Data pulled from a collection
#####
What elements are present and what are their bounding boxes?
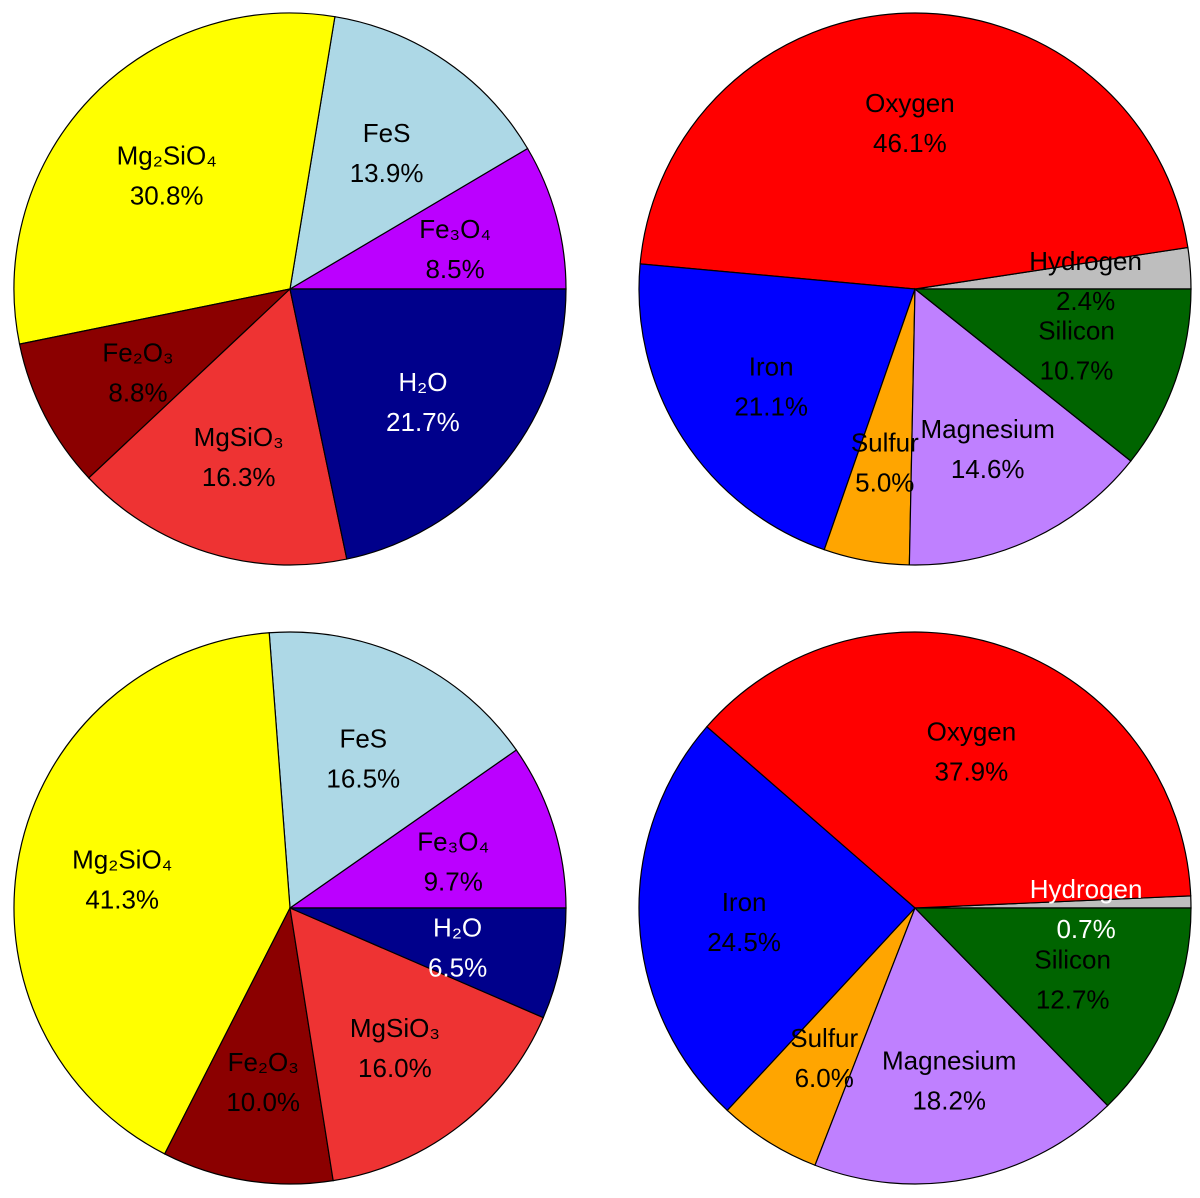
slice-label-layer: Hydrogen 2.4% Oxygen 46.1% Iron 21.1% Sulfur 5.… [734,88,1142,497]
slice-label: Mg₂SiO₄ [72,844,172,874]
slice-label: Mg₂SiO₄ [117,140,217,170]
pie-slice [638,725,916,1112]
slice-label: Oxygen [865,88,955,118]
pie-chart-top-right: Hydrogen 2.4% Oxygen 46.1% Iron 21.1% Sulfur 5.… [638,12,1192,566]
pie-slice [289,907,545,1182]
pie-slice [18,287,292,479]
pie-slice [913,907,1192,1107]
slice-label: MgSiO₃ [194,422,284,452]
slice-label: FeS [339,723,387,753]
slice-percent-label: 0.7% [1056,914,1115,944]
slice-percent-label: 10.0% [226,1087,300,1117]
slice-label: Sulfur [790,1023,858,1053]
slice-percent-label: 6.0% [795,1063,854,1093]
slice-label: Iron [749,352,794,382]
slice-percent-label: 2.4% [1056,286,1115,316]
slice-label: H₂O [398,367,447,397]
slice-label: Hydrogen [1029,246,1142,276]
slice-percent-label: 30.8% [130,180,204,210]
slice-percent-label: 37.9% [935,757,1009,787]
slice-percent-label: 13.9% [350,158,424,188]
slice-percent-label: 8.5% [425,254,484,284]
pie-slice [87,287,348,566]
slice-percent-label: 5.0% [855,467,914,497]
pie-slice [13,12,336,345]
pie-slice [268,631,518,910]
slice-percent-label: 41.3% [85,884,159,914]
pie-slice [289,288,567,560]
slice-label: Oxygen [927,717,1017,747]
slice-percent-label: 9.7% [424,867,483,897]
slice-percent-label: 21.7% [386,407,460,437]
slice-label: Fe₂O₃ [228,1047,299,1077]
slice-percent-label: 6.5% [428,953,487,983]
pie-slice [287,147,567,290]
pie-chart-top-left: Fe₃O₄ 8.5% FeS 13.9% Mg₂SiO₄ 30.8% Fe₂O₃ 8.8% Mg… [13,12,567,566]
pie-slice [913,288,1192,462]
slice-percent-label: 24.5% [707,927,781,957]
pie-slice [639,12,1189,290]
slice-label-layer: Fe₃O₄ 8.5% FeS 13.9% Mg₂SiO₄ 30.8% Fe₂O₃ 8.8% Mg… [102,118,491,492]
slice-percent-label: 46.1% [873,128,947,158]
pie-chart-bottom-right: Hydrogen 0.7% Oxygen 37.9% Iron 24.5% Sulfur 6.… [638,631,1192,1185]
pie-chart-bottom-left: Fe₃O₄ 9.7% FeS 16.5% Mg₂SiO₄ 41.3% Fe₂O₃ 10.0% M… [13,631,567,1185]
pie-slice [814,906,1109,1185]
slice-label: MgSiO₃ [350,1013,440,1043]
slice-percent-label: 10.7% [1040,356,1114,386]
slice-label: Fe₃O₄ [417,827,489,857]
pie-slice [638,263,916,551]
slice-label: Magnesium [920,414,1054,444]
pie-slice [289,15,529,291]
slice-label: Fe₃O₄ [419,214,491,244]
slice-label: Fe₂O₃ [102,338,173,368]
slice-percent-label: 8.8% [108,378,167,408]
pie-slice [908,287,1132,566]
slice-label: Silicon [1034,945,1111,975]
slice-percent-label: 16.3% [202,462,276,492]
slice-label-layer: Fe₃O₄ 9.7% FeS 16.5% Mg₂SiO₄ 41.3% Fe₂O₃ 10.0% M… [72,723,489,1117]
slice-label: Iron [722,887,767,917]
pie-slice [163,906,334,1185]
slice-percent-label: 14.6% [951,454,1025,484]
slice-label: Sulfur [851,427,919,457]
slice-label: Hydrogen [1030,874,1143,904]
slice-label: Silicon [1038,316,1115,346]
slice-percent-label: 12.7% [1036,985,1110,1015]
slice-label: Magnesium [882,1046,1016,1076]
pie-slice [289,907,567,1019]
slice-label-layer: Hydrogen 0.7% Oxygen 37.9% Iron 24.5% Sulfur 6.… [707,717,1142,1116]
slice-percent-label: 18.2% [912,1086,986,1116]
slice-label: FeS [363,118,411,148]
slice-label: H₂O [433,913,482,943]
slice-percent-label: 21.1% [734,392,808,422]
slice-percent-label: 16.5% [326,763,400,793]
pie-slice [13,632,291,1155]
pie-slice [288,749,567,909]
pie-slice [705,631,1192,909]
slice-percent-label: 16.0% [358,1053,432,1083]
#####
**TASK REQUIREMENTS**
Print every line of the material above word for word, leaving out the pictures.

**EXPECTED ANSWER**
What elements are present and what are their bounding boxes?
slice-label-layer: Hydrogen 2.4% Oxygen 46.1% Iron 21.1% Sulfur 5.… [734,88,1142,497]
slice-label: Mg₂SiO₄ [72,844,172,874]
slice-label: Mg₂SiO₄ [117,140,217,170]
pie-slice [638,725,916,1112]
slice-label: Oxygen [865,88,955,118]
pie-chart-top-right: Hydrogen 2.4% Oxygen 46.1% Iron 21.1% Sulfur 5.… [638,12,1192,566]
pie-slice [289,907,545,1182]
pie-slice [18,287,292,479]
pie-slice [913,907,1192,1107]
slice-label: MgSiO₃ [194,422,284,452]
slice-label: FeS [339,723,387,753]
slice-percent-label: 0.7% [1056,914,1115,944]
slice-percent-label: 10.0% [226,1087,300,1117]
slice-label: Sulfur [790,1023,858,1053]
slice-percent-label: 6.0% [795,1063,854,1093]
slice-label: Iron [749,352,794,382]
slice-percent-label: 2.4% [1056,286,1115,316]
slice-label: H₂O [398,367,447,397]
slice-label: Hydrogen [1029,246,1142,276]
slice-percent-label: 30.8% [130,180,204,210]
slice-percent-label: 37.9% [935,757,1009,787]
slice-percent-label: 13.9% [350,158,424,188]
slice-percent-label: 8.5% [425,254,484,284]
pie-slice [87,287,348,566]
slice-percent-label: 5.0% [855,467,914,497]
pie-slice [13,12,336,345]
pie-slice [268,631,518,910]
slice-percent-label: 41.3% [85,884,159,914]
pie-slice [289,288,567,560]
slice-label: Oxygen [927,717,1017,747]
slice-percent-label: 9.7% [424,867,483,897]
slice-percent-label: 21.7% [386,407,460,437]
slice-label: Fe₂O₃ [228,1047,299,1077]
slice-percent-label: 6.5% [428,953,487,983]
pie-slice [287,147,567,290]
pie-chart-top-left: Fe₃O₄ 8.5% FeS 13.9% Mg₂SiO₄ 30.8% Fe₂O₃ 8.8% Mg… [13,12,567,566]
pie-slice [913,288,1192,462]
slice-percent-label: 24.5% [707,927,781,957]
pie-slice [639,12,1189,290]
slice-label-layer: Fe₃O₄ 8.5% FeS 13.9% Mg₂SiO₄ 30.8% Fe₂O₃ 8.8% Mg… [102,118,491,492]
slice-percent-label: 46.1% [873,128,947,158]
pie-chart-bottom-right: Hydrogen 0.7% Oxygen 37.9% Iron 24.5% Sulfur 6.… [638,631,1192,1185]
pie-chart-bottom-left: Fe₃O₄ 9.7% FeS 16.5% Mg₂SiO₄ 41.3% Fe₂O₃ 10.0% M… [13,631,567,1185]
pie-slice [814,906,1109,1185]
slice-label: MgSiO₃ [350,1013,440,1043]
slice-percent-label: 10.7% [1040,356,1114,386]
slice-label: Fe₃O₄ [417,827,489,857]
pie-slice [638,263,916,551]
slice-label: Magnesium [920,414,1054,444]
pie-slice [289,15,529,291]
slice-label: Fe₃O₄ [419,214,491,244]
slice-label: Fe₂O₃ [102,338,173,368]
slice-percent-label: 8.8% [108,378,167,408]
pie-slice [908,287,1132,566]
slice-label: Silicon [1034,945,1111,975]
slice-percent-label: 16.3% [202,462,276,492]
slice-label-layer: Fe₃O₄ 9.7% FeS 16.5% Mg₂SiO₄ 41.3% Fe₂O₃ 10.0% M… [72,723,489,1117]
slice-label: Iron [722,887,767,917]
pie-slice [163,906,334,1185]
slice-percent-label: 14.6% [951,454,1025,484]
slice-label: Sulfur [851,427,919,457]
slice-label: Hydrogen [1030,874,1143,904]
slice-label: Silicon [1038,316,1115,346]
slice-percent-label: 12.7% [1036,985,1110,1015]
slice-label: Magnesium [882,1046,1016,1076]
pie-slice [289,907,567,1019]
slice-label-layer: Hydrogen 0.7% Oxygen 37.9% Iron 24.5% Sulfur 6.… [707,717,1142,1116]
slice-percent-label: 18.2% [912,1086,986,1116]
slice-label: FeS [363,118,411,148]
slice-label: H₂O [433,913,482,943]
slice-percent-label: 21.1% [734,392,808,422]
slice-percent-label: 16.5% [326,763,400,793]
pie-slice [13,632,291,1155]
pie-slice [288,749,567,909]
pie-slice [705,631,1192,909]
slice-percent-label: 16.0% [358,1053,432,1083]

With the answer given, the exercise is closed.